> [Data items]
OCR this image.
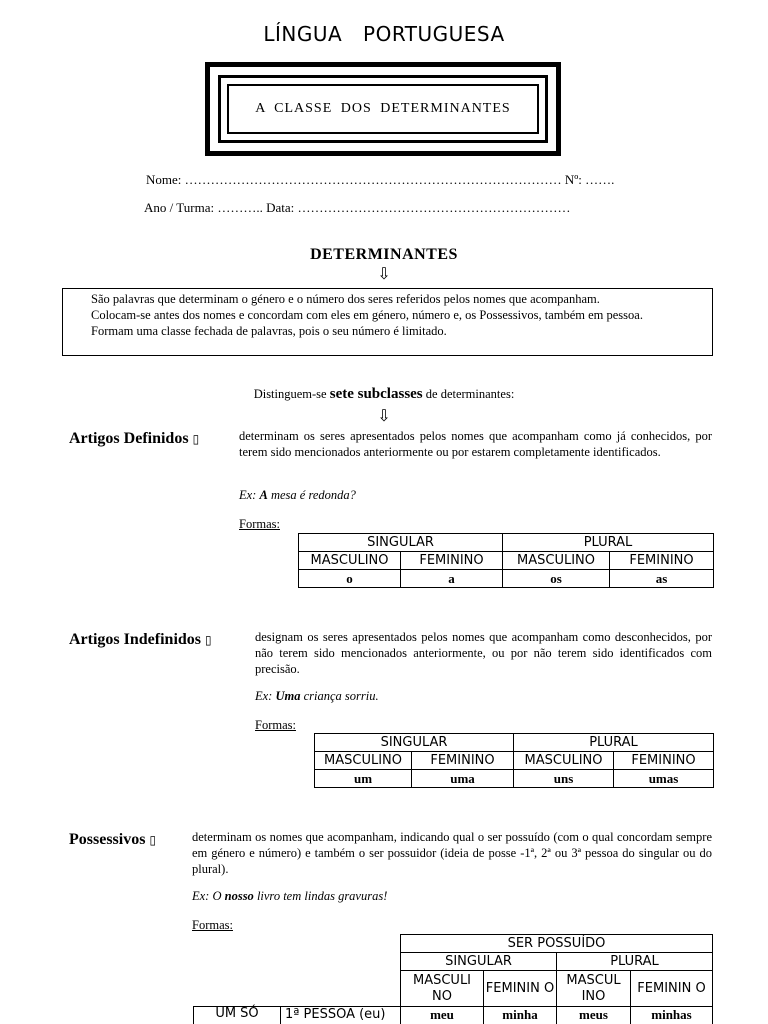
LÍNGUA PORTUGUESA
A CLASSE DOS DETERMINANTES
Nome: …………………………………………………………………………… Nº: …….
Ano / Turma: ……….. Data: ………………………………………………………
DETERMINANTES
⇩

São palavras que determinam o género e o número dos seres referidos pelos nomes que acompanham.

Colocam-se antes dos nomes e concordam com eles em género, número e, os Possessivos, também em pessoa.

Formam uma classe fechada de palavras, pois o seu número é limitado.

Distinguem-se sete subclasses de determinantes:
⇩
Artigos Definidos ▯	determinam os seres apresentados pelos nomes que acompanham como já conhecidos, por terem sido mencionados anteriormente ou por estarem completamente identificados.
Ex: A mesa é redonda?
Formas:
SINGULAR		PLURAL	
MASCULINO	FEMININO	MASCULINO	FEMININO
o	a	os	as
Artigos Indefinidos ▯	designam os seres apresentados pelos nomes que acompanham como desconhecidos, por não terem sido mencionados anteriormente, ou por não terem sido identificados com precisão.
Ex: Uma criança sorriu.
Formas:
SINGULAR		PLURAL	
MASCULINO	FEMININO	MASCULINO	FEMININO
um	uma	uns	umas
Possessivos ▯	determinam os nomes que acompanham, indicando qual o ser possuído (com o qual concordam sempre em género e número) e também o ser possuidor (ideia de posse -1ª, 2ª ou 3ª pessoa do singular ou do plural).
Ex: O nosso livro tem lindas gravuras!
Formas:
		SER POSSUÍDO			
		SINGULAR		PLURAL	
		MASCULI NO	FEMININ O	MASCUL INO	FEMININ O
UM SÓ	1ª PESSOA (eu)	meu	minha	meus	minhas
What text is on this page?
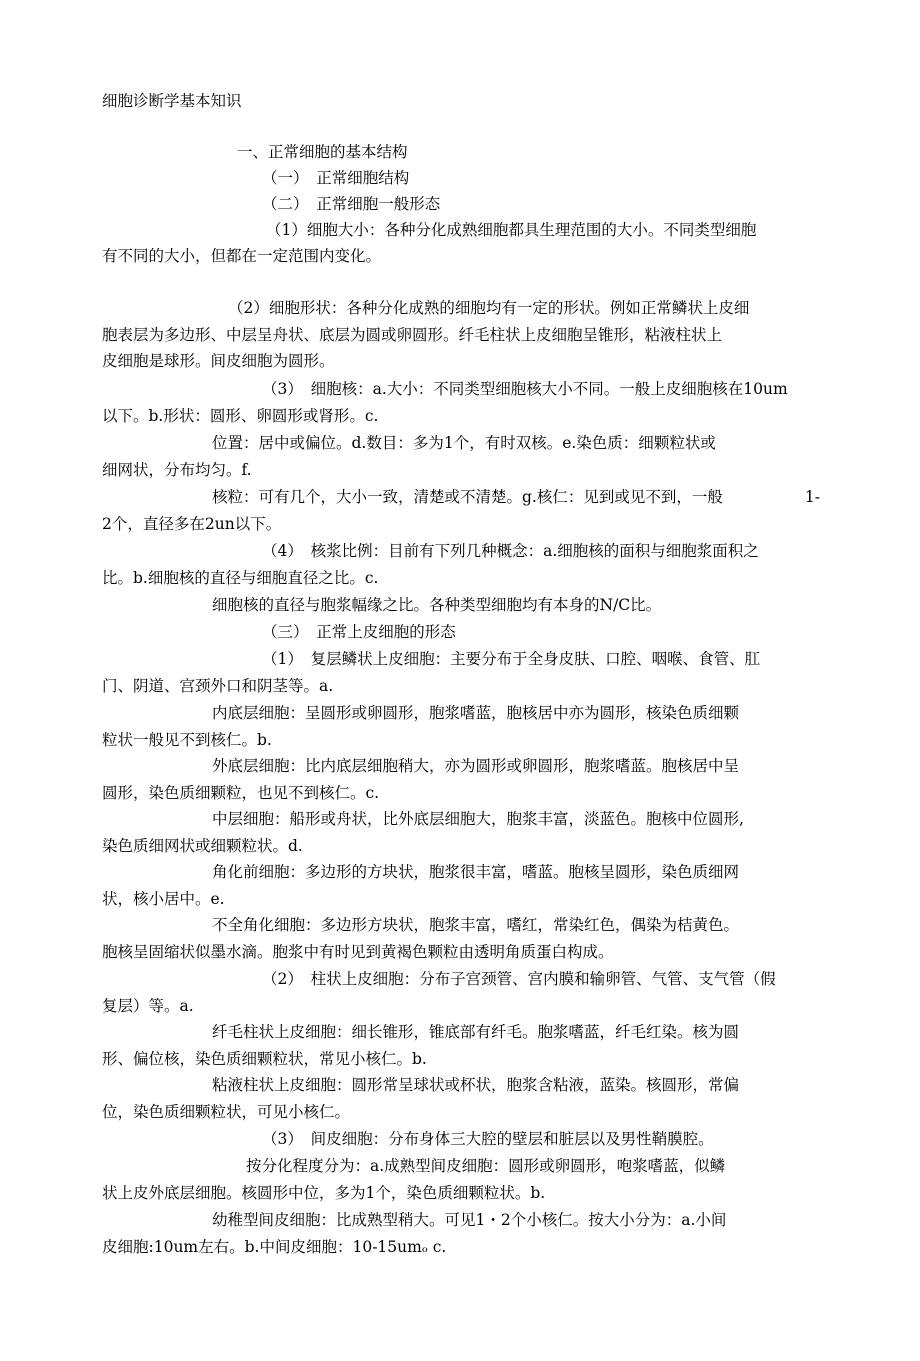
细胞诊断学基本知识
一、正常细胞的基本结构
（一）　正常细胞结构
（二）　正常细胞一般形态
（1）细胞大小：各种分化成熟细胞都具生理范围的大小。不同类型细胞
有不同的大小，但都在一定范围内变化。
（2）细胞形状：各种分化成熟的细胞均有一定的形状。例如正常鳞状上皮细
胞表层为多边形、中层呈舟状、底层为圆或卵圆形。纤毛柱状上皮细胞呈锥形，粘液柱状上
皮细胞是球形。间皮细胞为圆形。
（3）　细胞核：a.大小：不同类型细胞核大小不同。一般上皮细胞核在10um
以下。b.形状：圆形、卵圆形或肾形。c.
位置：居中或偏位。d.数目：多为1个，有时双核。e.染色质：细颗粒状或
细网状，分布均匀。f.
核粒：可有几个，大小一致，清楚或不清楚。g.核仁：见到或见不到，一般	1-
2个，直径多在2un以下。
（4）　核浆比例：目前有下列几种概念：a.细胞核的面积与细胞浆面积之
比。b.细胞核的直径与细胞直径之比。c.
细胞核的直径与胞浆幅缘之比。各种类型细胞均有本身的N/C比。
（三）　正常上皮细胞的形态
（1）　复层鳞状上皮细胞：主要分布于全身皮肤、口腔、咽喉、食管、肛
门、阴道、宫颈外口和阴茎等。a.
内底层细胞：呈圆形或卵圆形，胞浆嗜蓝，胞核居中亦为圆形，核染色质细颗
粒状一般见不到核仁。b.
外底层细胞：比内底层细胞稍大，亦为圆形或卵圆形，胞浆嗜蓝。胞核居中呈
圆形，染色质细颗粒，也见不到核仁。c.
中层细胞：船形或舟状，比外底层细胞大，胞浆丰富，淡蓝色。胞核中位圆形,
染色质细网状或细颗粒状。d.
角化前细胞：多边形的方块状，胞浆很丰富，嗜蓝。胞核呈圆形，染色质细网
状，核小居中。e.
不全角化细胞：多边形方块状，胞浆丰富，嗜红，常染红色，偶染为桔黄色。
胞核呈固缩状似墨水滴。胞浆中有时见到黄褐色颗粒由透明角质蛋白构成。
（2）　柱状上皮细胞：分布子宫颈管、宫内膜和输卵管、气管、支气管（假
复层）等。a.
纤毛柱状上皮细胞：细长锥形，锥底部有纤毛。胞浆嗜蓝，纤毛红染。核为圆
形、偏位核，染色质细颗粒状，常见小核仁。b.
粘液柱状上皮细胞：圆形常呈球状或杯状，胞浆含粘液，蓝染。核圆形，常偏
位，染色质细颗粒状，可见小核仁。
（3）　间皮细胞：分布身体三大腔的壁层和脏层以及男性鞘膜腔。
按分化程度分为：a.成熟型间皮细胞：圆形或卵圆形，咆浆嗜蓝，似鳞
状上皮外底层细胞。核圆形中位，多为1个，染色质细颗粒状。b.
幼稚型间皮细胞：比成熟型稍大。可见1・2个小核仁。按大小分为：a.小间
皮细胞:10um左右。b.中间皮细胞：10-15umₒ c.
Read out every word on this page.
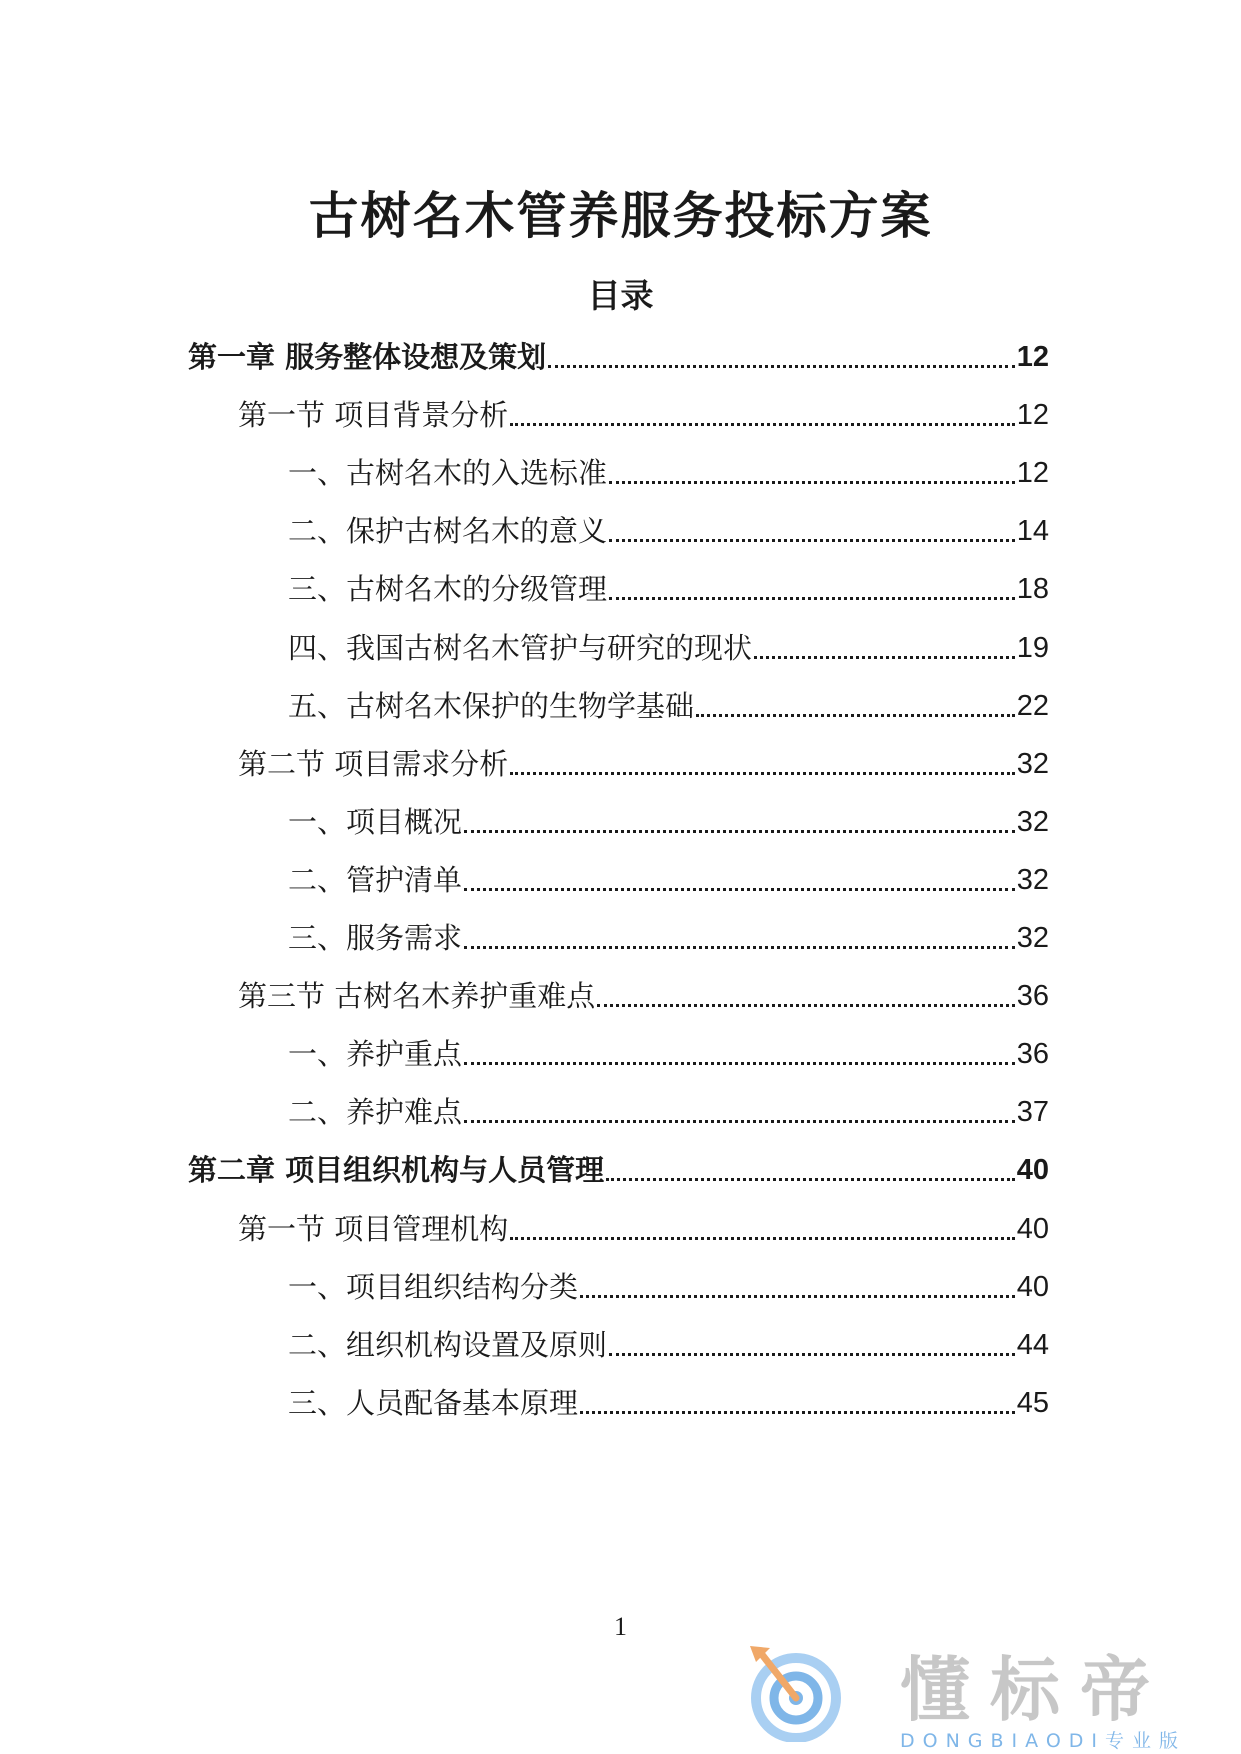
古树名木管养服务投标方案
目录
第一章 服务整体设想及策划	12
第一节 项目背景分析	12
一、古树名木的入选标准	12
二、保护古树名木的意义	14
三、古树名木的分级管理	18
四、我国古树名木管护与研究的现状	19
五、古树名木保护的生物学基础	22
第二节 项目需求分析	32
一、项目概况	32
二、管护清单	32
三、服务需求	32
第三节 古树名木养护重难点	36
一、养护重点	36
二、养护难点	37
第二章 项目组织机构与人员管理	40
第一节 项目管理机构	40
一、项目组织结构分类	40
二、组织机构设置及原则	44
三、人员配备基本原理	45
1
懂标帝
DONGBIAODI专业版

> [Prompt] Give only the number of lines in the entries that contain "Artigos".

> [Correct output] 2